## [PROVIDED DATA]
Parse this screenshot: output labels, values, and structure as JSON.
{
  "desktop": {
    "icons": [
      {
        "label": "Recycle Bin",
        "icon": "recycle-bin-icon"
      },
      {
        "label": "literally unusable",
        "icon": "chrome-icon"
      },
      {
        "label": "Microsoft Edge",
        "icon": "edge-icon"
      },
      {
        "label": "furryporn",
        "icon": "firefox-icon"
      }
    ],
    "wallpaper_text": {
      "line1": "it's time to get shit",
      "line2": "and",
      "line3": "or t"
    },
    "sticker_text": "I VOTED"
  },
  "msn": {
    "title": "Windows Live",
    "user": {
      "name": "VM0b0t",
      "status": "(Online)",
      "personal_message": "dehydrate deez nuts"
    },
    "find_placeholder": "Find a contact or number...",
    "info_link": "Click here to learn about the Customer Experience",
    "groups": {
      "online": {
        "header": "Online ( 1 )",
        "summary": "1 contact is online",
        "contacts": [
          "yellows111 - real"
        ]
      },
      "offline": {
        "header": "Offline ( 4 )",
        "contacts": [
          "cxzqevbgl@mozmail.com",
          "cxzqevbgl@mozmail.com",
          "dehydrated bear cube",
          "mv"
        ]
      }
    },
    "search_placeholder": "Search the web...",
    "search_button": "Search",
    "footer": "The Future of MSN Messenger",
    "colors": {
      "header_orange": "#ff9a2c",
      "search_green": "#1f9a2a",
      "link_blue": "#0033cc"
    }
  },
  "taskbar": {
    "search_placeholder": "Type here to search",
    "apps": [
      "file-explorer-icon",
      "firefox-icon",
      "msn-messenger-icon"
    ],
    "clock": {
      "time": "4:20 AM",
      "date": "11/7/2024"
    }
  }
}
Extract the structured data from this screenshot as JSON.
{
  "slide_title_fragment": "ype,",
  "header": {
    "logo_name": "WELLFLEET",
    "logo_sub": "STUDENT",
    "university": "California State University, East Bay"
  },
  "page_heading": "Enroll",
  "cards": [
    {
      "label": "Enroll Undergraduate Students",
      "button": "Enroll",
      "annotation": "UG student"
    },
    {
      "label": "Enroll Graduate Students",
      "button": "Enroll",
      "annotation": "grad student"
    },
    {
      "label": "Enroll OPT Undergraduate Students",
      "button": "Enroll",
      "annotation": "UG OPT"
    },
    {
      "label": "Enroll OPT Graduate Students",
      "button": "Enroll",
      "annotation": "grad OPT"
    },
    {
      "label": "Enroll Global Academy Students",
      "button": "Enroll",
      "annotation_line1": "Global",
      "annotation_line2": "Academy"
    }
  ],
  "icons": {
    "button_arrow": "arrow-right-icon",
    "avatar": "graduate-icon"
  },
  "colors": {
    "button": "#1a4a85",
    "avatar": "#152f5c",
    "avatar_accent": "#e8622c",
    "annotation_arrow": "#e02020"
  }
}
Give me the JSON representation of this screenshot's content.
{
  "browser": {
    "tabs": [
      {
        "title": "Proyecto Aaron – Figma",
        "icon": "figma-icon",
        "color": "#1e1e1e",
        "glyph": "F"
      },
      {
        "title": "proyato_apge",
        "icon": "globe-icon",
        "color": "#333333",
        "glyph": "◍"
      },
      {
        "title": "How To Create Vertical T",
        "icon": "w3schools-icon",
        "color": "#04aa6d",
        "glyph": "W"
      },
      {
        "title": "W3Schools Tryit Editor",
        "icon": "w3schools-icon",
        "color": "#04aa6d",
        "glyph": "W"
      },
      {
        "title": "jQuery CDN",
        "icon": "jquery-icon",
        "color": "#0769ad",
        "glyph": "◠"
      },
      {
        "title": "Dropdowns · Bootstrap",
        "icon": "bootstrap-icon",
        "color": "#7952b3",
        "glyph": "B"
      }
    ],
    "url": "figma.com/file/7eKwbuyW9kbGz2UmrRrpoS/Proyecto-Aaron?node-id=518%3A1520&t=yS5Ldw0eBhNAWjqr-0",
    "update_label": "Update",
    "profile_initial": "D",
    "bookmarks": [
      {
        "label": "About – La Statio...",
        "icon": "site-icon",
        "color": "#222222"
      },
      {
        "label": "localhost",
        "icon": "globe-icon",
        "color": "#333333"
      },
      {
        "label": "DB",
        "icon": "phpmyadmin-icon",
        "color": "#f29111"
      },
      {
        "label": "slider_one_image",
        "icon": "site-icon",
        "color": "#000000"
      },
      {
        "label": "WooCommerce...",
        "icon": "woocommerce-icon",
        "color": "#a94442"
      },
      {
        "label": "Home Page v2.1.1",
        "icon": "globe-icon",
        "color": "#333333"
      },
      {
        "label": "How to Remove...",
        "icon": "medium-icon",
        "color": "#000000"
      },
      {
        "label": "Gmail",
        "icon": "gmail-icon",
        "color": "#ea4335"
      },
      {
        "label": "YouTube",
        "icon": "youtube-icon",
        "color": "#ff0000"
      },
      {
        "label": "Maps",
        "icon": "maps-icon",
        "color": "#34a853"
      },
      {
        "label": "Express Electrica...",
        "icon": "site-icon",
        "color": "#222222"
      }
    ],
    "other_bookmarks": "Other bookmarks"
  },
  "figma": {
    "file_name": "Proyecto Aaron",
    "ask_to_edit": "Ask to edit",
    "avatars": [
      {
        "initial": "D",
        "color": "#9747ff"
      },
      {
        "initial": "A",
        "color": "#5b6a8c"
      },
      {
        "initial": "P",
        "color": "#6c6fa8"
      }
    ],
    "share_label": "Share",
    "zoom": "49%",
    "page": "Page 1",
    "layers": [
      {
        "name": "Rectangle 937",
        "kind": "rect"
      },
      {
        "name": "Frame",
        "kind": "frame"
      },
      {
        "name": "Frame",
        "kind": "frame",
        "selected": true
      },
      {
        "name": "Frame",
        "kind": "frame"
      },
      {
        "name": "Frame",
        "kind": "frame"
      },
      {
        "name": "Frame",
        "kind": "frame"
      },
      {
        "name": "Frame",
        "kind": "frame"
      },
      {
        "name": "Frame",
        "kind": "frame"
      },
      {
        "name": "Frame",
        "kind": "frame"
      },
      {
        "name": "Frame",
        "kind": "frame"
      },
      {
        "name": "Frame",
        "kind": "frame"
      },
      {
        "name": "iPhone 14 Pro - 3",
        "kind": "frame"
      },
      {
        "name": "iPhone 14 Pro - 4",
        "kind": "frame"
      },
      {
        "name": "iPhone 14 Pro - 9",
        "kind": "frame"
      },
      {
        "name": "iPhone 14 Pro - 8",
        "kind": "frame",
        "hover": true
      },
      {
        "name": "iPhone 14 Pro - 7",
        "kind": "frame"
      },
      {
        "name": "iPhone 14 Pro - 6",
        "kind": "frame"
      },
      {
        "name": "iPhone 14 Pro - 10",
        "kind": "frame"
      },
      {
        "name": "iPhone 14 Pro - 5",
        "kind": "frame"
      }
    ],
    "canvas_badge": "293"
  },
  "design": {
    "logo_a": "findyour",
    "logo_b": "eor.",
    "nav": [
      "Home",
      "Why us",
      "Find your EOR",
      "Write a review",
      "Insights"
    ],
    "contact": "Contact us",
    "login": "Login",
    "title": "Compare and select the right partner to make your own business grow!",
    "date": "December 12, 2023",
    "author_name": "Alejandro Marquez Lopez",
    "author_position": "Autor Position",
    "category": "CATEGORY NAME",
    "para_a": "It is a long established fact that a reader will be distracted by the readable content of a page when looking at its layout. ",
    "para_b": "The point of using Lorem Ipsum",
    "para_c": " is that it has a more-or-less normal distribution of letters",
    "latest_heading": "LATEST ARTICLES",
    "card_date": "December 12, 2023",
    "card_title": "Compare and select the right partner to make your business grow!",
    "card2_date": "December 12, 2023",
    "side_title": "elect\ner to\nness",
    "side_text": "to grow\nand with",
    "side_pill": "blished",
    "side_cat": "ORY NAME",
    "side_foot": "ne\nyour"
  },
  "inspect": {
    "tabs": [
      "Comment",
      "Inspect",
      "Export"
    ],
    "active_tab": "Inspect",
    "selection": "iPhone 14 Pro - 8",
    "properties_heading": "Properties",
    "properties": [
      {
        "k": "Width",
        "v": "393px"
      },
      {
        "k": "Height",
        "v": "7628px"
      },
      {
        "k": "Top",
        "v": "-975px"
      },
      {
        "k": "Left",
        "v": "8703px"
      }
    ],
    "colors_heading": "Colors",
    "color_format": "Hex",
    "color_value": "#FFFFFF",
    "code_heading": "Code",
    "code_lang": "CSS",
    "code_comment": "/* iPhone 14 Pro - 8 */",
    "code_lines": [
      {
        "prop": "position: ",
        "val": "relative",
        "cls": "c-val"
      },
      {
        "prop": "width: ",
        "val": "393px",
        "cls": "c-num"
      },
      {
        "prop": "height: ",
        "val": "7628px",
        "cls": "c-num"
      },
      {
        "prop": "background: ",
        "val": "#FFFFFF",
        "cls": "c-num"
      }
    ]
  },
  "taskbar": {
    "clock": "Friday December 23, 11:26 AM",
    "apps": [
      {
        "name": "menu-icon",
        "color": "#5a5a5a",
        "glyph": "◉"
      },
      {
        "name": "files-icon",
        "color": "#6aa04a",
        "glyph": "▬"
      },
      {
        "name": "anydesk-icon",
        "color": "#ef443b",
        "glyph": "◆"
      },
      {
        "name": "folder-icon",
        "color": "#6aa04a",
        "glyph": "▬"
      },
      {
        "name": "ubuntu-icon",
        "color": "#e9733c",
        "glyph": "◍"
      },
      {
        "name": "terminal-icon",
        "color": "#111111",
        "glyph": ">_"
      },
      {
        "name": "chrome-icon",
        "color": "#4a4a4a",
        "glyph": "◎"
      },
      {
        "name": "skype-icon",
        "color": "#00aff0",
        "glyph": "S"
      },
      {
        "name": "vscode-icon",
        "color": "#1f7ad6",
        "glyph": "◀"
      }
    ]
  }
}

## [INSTRUCTIONS TO FOLLOW]
Find the word "content" and list each line it appears in.

## [PROBLEM SOLUTION]
Give me the JSON representation of this screenshot's content.
    "para_a": "It is a long established fact that a reader will be distracted by the readable content of a page when looking at its layout. ",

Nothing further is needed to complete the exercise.